▶ Given exercise
Your task is to print all of the material verbatim.

**** Given records ****

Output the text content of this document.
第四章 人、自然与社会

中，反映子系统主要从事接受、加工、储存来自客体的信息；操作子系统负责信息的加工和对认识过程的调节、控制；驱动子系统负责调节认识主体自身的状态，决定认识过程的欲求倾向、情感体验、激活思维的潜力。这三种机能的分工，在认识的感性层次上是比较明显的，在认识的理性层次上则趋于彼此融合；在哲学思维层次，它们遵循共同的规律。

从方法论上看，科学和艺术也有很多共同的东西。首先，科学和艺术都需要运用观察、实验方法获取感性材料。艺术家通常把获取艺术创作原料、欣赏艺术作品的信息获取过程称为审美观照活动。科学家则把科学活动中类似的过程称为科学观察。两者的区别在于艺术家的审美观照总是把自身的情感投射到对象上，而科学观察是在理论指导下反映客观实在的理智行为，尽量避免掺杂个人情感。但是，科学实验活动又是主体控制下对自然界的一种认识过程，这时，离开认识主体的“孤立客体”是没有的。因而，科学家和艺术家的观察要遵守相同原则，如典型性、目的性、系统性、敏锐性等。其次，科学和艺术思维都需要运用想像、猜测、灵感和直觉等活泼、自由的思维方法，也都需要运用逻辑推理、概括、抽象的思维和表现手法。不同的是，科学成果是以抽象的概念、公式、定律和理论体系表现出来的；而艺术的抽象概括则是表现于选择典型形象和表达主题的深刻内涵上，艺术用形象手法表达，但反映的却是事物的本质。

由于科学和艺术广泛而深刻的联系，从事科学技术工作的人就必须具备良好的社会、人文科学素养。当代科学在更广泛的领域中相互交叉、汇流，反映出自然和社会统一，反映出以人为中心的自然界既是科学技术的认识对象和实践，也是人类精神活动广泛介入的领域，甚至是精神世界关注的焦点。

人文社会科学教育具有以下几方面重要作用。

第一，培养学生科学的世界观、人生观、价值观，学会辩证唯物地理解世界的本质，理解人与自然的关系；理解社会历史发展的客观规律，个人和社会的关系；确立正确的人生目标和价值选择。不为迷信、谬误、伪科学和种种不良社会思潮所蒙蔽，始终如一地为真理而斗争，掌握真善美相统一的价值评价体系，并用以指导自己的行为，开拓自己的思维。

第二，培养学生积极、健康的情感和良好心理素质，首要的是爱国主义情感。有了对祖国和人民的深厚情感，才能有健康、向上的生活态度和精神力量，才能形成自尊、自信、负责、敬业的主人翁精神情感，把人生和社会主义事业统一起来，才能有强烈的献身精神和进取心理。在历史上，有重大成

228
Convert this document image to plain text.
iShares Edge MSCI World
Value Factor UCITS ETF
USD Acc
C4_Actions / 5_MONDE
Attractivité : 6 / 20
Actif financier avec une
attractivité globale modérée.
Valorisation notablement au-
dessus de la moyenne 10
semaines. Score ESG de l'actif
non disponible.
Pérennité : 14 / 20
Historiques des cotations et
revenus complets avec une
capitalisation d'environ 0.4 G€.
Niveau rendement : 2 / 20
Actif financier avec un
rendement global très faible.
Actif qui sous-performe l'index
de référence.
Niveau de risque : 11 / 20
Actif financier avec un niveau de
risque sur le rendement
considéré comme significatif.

****

▶ Written reply
Output the text content of this document.
第四章 人、自然与社会

中，反映子系统主要从事接受、加工、储存来自客体的信息；操作子系统负责信息的加工和对认识过程的调节、控制；驱动子系统负责调节认识主体自身的状态，决定认识过程的欲求倾向、情感体验、激活思维的潜力。这三种机能的分工，在认识的感性层次上是比较明显的，在认识的理性层次上则趋于彼此融合；在哲学思维层次，它们遵循共同的规律。

从方法论上看，科学和艺术也有很多共同的东西。首先，科学和艺术都需要运用观察、实验方法获取感性材料。艺术家通常把获取艺术创作原料、欣赏艺术作品的信息获取过程称为审美观照活动。科学家则把科学活动中类似的过程称为科学观察。两者的区别在于艺术家的审美观照总是把自身的情感投射到对象上，而科学观察是在理论指导下反映客观实在的理智行为，尽量避免掺杂个人情感。但是，科学实验活动又是主体控制下对自然界的一种认识过程，这时，离开认识主体的“孤立客体”是没有的。因而，科学家和艺术家的观察要遵守相同原则，如典型性、目的性、系统性、敏锐性等。其次，科学和艺术思维都需要运用想像、猜测、灵感和直觉等活泼、自由的思维方法，也都需要运用逻辑推理、概括、抽象的思维和表现手法。不同的是，科学成果是以抽象的概念、公式、定律和理论体系表现出来的；而艺术的抽象概括则是表现于选择典型形象和表达主题的深刻内涵上，艺术用形象手法表达，但反映的却是事物的本质。

由于科学和艺术广泛而深刻的联系，从事科学技术工作的人就必须具备良好的社会、人文科学素养。当代科学在更广泛的领域中相互交叉、汇流，反映出自然和社会统一，反映出以人为中心的自然界既是科学技术的认识对象和实践，也是人类精神活动广泛介入的领域，甚至是精神世界关注的焦点。

人文社会科学教育具有以下几方面重要作用。

第一，培养学生科学的世界观、人生观、价值观，学会辩证唯物地理解世界的本质，理解人与自然的关系；理解社会历史发展的客观规律，个人和社会的关系；确立正确的人生目标和价值选择。不为迷信、谬误、伪科学和种种不良社会思潮所蒙蔽，始终如一地为真理而斗争，掌握真善美相统一的价值评价体系，并用以指导自己的行为，开拓自己的思维。

第二，培养学生积极、健康的情感和良好心理素质，首要的是爱国主义情感。有了对祖国和人民的深厚情感，才能有健康、向上的生活态度和精神力量，才能形成自尊、自信、负责、敬业的主人翁精神情感，把人生和社会主义事业统一起来，才能有强烈的献身精神和进取心理。在历史上，有重大成

228
Convert this document image to plain text.
iShares Edge MSCI World
Value Factor UCITS ETF
USD Acc
C4_Actions / 5_MONDE
Attractivité : 6 / 20
Actif financier avec une
attractivité globale modérée.
Valorisation notablement au-
dessus de la moyenne 10
semaines. Score ESG de l'actif
non disponible.
Pérennité : 14 / 20
Historiques des cotations et
revenus complets avec une
capitalisation d'environ 0.4 G€.
Niveau rendement : 2 / 20
Actif financier avec un
rendement global très faible.
Actif qui sous-performe l'index
de référence.
Niveau de risque : 11 / 20
Actif financier avec un niveau de
risque sur le rendement
considéré comme significatif.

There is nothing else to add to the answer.